[START]
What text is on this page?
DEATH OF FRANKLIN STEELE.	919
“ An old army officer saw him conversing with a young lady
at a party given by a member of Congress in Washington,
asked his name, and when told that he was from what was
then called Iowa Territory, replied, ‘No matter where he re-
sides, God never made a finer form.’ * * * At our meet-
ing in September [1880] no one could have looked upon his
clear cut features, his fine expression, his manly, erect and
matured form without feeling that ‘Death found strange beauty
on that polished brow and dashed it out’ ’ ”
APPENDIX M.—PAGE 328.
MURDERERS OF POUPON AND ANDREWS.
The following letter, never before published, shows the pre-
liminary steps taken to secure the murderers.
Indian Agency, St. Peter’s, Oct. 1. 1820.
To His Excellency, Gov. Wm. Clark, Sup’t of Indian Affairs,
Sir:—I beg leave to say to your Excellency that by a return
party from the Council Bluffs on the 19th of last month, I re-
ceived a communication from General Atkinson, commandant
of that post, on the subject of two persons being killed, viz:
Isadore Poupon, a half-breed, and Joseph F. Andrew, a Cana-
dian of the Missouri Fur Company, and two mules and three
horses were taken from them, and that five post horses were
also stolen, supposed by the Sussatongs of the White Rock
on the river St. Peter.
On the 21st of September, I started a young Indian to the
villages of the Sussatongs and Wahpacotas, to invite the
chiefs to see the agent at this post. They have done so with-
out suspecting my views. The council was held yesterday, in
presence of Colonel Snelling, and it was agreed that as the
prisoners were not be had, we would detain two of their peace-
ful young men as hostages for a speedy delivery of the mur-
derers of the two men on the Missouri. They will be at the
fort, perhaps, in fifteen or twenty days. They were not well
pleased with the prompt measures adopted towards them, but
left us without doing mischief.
[END]
• **Problem description**: Gather all lines from the records above in which "were" appears.

• **Complete response**:
horses were taken from them, and that five post horses were
prisoners were not be had, we would detain two of their peace-
fort, perhaps, in fifteen or twenty days. They were not well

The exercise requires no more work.